--- BEGIN The records ---

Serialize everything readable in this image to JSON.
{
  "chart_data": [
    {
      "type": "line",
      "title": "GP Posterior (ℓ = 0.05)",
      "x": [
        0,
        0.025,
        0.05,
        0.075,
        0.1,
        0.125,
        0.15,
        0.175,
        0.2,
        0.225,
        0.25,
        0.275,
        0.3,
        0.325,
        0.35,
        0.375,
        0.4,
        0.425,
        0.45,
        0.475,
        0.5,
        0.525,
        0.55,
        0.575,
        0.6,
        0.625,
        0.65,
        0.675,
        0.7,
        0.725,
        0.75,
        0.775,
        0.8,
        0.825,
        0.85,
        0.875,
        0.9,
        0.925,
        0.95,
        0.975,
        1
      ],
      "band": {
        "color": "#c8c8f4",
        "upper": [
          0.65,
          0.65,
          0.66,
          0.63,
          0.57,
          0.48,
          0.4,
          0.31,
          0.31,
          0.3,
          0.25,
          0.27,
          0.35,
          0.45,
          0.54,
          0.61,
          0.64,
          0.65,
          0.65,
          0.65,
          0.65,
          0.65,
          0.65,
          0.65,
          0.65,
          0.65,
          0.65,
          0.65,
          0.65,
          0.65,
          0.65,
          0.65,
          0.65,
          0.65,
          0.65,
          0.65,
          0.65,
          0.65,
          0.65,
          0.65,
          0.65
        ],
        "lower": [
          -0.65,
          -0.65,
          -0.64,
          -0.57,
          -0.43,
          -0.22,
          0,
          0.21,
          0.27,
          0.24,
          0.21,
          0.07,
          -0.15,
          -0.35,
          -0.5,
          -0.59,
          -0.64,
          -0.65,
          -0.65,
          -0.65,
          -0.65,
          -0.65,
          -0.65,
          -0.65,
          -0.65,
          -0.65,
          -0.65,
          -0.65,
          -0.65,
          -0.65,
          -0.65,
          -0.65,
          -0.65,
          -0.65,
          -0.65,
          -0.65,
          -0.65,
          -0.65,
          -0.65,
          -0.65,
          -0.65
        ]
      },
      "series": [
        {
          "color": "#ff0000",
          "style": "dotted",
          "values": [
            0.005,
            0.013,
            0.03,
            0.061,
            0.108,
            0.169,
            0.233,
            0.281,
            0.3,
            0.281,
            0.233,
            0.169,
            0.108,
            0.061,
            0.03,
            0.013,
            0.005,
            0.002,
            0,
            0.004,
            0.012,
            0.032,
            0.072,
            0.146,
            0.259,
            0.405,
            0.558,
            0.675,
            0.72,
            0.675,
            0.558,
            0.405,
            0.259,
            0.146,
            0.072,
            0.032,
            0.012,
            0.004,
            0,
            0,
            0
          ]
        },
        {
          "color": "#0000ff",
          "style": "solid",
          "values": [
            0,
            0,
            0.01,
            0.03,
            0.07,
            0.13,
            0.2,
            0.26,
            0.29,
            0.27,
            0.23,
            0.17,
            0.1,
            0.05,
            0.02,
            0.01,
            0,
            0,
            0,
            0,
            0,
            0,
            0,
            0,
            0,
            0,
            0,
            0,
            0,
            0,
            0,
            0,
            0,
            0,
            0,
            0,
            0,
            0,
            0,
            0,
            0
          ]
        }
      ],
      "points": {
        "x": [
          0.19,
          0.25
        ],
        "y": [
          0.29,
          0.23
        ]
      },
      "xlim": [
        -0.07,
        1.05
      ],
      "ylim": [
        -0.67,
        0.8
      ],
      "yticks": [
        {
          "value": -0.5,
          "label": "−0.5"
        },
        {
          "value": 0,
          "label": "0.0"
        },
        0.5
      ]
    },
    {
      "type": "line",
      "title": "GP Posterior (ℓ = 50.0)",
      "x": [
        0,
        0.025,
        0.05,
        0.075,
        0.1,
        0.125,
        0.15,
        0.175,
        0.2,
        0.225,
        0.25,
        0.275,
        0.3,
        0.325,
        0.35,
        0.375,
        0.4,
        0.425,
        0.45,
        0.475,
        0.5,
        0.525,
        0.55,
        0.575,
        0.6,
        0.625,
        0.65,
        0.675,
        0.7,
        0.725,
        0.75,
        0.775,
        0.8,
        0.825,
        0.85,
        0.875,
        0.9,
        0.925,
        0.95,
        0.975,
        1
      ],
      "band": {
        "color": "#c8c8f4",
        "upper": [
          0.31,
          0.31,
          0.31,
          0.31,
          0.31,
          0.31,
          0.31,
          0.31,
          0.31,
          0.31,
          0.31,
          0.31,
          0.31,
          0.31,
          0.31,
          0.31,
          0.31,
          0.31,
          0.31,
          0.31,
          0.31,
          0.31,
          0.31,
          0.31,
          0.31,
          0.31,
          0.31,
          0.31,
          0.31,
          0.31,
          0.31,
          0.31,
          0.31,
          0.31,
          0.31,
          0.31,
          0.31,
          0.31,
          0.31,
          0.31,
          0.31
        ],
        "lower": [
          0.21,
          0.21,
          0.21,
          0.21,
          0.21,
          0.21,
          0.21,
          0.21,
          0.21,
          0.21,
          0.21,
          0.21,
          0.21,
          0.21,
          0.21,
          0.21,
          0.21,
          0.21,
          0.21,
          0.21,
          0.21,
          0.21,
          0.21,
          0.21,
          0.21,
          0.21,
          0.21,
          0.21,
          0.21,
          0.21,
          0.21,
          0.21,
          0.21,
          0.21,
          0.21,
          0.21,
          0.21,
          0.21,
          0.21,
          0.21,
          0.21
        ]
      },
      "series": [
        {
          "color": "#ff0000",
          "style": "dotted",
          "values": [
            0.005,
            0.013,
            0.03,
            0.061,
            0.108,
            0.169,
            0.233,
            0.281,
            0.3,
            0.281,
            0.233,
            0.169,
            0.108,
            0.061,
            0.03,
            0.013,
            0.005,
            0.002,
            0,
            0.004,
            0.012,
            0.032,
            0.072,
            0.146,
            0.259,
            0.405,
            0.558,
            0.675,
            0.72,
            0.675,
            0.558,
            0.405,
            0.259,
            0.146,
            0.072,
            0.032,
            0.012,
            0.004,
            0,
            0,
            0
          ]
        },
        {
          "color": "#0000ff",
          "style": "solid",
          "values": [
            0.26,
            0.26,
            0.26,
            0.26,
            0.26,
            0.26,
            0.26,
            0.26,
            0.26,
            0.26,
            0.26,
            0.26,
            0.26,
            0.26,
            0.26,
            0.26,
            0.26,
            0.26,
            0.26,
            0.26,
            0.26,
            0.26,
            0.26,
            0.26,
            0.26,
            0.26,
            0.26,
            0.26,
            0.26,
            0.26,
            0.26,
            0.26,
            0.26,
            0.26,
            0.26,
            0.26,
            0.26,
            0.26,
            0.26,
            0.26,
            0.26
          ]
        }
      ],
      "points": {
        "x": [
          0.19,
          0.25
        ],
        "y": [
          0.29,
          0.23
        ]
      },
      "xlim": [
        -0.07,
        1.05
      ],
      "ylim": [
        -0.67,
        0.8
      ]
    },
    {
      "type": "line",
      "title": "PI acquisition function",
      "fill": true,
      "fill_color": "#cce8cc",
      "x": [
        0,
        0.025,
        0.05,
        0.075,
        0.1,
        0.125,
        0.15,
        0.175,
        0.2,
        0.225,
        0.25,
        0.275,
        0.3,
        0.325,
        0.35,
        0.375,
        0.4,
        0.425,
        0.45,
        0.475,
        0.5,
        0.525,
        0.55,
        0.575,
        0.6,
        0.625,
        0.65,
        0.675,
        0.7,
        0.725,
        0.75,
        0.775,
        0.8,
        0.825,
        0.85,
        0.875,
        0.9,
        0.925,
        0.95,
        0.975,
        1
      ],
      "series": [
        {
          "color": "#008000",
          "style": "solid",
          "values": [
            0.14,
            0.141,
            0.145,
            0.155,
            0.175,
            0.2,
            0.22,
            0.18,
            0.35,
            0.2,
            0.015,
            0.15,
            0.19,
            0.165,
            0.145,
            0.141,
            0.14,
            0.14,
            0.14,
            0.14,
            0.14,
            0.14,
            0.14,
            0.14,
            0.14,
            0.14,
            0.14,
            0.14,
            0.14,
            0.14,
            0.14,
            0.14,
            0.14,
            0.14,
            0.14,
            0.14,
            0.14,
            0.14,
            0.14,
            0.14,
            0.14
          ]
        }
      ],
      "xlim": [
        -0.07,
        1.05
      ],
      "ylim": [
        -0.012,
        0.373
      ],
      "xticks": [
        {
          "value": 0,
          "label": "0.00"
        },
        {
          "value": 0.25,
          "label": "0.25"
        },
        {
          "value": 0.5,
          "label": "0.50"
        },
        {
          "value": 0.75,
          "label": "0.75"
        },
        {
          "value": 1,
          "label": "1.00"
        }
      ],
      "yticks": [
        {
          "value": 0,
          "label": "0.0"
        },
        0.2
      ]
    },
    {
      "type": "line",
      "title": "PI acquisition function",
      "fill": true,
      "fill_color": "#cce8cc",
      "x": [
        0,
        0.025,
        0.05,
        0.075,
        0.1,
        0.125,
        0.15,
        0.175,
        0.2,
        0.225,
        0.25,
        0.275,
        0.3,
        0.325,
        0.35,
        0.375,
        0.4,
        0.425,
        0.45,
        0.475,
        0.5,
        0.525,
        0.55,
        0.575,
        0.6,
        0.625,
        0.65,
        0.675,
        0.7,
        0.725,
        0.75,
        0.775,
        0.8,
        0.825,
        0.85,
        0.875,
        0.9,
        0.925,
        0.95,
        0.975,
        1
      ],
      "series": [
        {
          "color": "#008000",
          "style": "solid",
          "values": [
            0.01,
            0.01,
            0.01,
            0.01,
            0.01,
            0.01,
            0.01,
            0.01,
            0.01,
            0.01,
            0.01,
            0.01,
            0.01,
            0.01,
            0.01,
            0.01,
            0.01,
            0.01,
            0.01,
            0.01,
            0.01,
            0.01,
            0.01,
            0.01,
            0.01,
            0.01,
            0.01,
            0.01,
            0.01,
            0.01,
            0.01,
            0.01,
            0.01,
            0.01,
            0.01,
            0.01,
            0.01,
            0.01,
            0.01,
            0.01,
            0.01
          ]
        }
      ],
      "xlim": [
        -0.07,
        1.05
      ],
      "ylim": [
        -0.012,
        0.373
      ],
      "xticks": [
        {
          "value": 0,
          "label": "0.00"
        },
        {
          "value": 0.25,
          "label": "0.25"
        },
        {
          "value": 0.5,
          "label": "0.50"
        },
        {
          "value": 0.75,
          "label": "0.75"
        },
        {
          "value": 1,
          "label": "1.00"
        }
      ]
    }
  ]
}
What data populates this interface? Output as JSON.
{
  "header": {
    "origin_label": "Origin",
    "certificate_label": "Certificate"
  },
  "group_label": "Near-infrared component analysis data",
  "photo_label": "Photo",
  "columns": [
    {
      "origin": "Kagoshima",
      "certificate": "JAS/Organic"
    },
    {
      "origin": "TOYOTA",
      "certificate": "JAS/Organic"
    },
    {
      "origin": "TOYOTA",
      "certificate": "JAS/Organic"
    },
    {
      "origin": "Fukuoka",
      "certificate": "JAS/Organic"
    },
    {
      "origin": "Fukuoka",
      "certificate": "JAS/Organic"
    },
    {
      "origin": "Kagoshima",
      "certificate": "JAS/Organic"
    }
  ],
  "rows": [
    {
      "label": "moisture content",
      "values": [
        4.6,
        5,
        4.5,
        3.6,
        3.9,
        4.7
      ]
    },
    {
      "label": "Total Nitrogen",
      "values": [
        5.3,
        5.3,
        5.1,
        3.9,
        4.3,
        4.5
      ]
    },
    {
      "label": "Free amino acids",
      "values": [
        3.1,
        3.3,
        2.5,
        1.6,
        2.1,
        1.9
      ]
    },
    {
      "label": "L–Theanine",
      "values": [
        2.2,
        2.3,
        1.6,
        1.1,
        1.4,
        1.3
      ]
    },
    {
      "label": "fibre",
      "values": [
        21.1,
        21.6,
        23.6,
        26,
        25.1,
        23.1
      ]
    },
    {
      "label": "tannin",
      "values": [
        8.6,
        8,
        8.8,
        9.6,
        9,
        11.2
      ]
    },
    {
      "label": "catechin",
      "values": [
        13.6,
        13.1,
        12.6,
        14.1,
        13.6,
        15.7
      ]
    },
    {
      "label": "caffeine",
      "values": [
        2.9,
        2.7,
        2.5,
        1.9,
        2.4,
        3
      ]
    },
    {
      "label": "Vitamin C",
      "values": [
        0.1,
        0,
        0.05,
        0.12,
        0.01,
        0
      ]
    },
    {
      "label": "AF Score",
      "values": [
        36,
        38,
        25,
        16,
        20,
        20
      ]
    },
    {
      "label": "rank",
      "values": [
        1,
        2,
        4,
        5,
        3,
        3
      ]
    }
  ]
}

--- END The records ---

◆ **Description of the task**: Find the word "Posterior" in the material, then list each line that holds it.

◆ **Solved exercise**:
      "title": "GP Posterior (ℓ = 0.05)",
      "title": "GP Posterior (ℓ = 50.0)",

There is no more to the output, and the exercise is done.